- WHAT IS REQUIRED
Search the records for "screenshot". Copy every line where it appears.

- DATA FOR THIS EXERCISE
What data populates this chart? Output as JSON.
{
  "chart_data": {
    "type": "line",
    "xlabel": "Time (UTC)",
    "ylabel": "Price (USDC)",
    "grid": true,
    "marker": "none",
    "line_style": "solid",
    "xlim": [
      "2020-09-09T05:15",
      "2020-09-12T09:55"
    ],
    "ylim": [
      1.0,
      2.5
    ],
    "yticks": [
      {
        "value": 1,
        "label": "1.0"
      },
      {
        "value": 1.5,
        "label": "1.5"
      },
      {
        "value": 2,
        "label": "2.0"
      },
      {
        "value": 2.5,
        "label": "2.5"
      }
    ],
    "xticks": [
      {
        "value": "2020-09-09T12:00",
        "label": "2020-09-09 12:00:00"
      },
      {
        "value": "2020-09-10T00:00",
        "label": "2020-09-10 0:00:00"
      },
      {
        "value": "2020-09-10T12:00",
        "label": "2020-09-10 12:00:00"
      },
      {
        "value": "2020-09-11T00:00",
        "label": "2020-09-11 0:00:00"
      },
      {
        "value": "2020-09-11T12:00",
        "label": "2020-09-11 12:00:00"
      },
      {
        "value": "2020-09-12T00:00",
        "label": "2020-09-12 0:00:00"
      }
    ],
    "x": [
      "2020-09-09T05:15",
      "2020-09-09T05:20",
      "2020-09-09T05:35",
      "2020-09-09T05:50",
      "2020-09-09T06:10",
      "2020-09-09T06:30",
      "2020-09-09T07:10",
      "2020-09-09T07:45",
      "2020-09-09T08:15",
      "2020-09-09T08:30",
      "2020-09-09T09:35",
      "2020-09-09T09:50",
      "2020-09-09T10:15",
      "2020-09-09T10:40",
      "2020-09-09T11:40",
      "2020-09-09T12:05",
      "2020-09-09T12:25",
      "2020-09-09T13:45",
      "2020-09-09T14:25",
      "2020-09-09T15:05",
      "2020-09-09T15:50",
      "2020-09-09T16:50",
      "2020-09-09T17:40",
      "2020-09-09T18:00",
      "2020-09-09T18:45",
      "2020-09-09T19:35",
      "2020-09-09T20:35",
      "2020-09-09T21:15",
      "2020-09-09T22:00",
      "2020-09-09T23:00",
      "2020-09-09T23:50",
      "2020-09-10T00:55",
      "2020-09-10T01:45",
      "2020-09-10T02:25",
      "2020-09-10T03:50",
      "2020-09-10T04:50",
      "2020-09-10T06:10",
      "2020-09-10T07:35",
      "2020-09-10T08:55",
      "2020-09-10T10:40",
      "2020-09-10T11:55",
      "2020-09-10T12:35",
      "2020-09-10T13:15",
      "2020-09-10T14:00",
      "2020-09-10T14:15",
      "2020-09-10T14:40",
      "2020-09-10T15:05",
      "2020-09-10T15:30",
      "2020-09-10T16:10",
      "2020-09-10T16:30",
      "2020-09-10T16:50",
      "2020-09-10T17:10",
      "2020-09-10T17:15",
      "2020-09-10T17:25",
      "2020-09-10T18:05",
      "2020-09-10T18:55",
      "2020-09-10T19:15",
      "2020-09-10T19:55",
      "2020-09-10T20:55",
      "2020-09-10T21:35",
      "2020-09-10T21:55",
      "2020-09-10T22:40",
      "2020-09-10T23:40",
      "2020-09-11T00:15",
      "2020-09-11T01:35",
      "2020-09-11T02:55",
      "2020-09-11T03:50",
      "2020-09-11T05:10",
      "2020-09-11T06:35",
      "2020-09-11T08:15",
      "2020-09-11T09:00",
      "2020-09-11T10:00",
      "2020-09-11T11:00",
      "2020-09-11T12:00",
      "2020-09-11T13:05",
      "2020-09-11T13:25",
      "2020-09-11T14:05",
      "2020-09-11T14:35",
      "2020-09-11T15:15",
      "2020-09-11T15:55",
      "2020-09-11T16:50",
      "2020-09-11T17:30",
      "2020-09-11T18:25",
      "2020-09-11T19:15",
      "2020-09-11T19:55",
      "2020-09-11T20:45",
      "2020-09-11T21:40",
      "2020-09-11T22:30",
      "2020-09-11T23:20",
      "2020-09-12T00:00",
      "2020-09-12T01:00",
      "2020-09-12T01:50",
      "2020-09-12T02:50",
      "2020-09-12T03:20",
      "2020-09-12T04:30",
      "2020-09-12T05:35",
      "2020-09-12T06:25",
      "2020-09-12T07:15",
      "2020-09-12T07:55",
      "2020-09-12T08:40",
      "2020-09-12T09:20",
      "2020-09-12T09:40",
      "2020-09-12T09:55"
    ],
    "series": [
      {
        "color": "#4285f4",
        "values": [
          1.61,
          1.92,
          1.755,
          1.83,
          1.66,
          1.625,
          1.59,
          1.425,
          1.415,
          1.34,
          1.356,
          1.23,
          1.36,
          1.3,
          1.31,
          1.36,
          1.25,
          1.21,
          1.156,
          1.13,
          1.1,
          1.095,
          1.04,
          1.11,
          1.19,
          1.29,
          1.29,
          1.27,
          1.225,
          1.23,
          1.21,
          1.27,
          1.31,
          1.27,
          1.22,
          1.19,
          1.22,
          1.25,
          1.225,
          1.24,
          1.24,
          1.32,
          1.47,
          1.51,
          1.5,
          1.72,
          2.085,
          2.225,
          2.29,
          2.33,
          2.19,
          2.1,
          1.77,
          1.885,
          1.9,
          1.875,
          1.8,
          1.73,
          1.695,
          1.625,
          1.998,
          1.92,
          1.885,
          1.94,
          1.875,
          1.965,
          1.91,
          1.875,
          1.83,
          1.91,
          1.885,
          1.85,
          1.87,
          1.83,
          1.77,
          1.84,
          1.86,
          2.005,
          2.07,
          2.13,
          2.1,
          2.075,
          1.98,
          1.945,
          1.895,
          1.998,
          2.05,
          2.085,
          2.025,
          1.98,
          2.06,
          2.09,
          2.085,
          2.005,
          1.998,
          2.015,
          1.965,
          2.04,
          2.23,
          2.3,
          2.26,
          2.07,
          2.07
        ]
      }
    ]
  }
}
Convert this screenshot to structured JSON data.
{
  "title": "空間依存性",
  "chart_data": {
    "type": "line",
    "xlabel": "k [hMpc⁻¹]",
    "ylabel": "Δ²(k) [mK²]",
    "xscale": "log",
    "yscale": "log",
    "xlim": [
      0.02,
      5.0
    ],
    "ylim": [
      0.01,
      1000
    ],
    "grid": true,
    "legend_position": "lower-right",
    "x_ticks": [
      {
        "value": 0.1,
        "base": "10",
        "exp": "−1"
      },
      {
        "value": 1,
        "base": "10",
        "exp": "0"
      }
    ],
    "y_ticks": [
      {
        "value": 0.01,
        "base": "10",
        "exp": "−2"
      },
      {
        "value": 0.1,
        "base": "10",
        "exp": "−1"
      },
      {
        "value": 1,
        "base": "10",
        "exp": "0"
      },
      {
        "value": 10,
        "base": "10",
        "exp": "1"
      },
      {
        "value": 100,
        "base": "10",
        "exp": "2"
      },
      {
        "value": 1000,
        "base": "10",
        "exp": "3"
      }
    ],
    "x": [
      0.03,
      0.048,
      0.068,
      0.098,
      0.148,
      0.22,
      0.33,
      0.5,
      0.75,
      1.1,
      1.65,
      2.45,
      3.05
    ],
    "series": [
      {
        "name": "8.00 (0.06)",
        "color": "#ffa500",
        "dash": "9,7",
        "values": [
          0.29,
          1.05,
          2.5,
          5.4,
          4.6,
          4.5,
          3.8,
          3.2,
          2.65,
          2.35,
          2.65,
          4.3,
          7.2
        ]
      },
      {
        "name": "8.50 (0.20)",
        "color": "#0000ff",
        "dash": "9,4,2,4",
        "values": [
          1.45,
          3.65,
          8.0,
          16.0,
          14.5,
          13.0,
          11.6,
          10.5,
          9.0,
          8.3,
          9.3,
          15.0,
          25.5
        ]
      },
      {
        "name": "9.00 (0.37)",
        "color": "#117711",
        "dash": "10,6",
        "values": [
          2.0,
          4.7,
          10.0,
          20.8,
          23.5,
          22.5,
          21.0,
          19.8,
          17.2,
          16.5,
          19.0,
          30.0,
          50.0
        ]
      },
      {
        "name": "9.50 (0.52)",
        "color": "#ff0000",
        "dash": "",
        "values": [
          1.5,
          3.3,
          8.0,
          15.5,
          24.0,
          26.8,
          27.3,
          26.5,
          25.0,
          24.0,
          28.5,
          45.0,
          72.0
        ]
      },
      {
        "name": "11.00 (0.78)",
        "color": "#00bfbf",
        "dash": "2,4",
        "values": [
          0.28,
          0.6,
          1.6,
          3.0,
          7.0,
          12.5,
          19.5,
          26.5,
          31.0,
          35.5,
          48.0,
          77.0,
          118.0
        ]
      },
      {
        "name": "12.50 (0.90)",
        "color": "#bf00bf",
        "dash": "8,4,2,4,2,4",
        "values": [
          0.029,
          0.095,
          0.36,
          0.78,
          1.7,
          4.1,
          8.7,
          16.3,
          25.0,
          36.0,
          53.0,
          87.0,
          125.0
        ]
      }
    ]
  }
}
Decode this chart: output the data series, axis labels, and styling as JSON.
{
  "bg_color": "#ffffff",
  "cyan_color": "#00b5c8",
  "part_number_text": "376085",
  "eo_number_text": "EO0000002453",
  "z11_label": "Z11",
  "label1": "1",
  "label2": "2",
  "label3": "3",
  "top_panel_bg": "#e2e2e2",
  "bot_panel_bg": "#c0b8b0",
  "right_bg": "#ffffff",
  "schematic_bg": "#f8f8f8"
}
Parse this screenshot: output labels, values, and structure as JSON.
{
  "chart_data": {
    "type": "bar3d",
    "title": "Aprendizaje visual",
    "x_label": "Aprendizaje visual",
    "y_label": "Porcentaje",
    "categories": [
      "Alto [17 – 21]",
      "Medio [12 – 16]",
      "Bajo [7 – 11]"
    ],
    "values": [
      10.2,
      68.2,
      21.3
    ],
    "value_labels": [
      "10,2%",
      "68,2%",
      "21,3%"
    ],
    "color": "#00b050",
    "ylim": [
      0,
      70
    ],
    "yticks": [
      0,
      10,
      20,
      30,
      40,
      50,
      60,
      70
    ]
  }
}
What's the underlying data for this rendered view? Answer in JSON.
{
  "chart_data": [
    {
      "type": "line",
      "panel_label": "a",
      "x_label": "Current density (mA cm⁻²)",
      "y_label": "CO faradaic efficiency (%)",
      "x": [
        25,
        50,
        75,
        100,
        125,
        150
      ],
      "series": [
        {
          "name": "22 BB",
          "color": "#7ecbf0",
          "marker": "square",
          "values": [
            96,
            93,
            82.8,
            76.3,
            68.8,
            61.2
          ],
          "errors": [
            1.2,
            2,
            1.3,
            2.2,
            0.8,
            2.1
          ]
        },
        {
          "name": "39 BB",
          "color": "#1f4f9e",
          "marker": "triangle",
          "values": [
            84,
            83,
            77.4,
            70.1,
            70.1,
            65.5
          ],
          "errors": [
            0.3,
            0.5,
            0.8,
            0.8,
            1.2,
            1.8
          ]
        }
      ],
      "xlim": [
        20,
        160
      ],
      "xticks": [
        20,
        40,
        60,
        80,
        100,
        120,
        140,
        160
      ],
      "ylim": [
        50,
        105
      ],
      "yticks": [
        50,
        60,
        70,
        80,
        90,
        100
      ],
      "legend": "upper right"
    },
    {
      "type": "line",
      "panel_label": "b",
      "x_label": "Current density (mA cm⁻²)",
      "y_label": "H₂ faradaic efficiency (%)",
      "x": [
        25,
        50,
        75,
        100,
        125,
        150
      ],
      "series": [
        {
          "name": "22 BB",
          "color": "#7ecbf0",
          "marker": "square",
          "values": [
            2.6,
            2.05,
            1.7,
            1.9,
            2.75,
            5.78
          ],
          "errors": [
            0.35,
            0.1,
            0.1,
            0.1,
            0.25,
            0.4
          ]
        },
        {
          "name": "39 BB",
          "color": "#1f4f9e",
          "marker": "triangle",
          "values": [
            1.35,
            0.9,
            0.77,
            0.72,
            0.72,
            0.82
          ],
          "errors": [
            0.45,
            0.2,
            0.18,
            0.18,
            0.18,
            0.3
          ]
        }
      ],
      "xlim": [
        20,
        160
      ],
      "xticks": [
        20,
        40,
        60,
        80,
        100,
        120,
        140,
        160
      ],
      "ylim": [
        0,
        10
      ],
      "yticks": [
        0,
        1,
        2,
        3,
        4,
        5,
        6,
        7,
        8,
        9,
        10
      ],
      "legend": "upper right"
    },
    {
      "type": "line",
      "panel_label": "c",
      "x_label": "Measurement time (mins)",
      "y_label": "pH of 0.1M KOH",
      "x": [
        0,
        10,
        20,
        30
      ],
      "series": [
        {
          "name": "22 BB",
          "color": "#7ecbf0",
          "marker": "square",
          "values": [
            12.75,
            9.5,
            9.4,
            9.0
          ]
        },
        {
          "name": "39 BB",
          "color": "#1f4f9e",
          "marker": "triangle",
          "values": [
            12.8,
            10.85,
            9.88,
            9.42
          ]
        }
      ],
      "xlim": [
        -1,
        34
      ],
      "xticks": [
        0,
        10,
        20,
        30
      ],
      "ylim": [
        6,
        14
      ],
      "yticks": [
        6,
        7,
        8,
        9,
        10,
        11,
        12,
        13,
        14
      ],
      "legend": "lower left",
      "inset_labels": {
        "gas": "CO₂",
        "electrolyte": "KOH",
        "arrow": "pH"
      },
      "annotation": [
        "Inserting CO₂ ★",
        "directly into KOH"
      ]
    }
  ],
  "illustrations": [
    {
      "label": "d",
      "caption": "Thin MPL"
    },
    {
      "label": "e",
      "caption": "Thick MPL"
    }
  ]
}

- OUTPUT FOR THIS TASK
Convert this screenshot to structured JSON data.
Parse this screenshot: output labels, values, and structure as JSON.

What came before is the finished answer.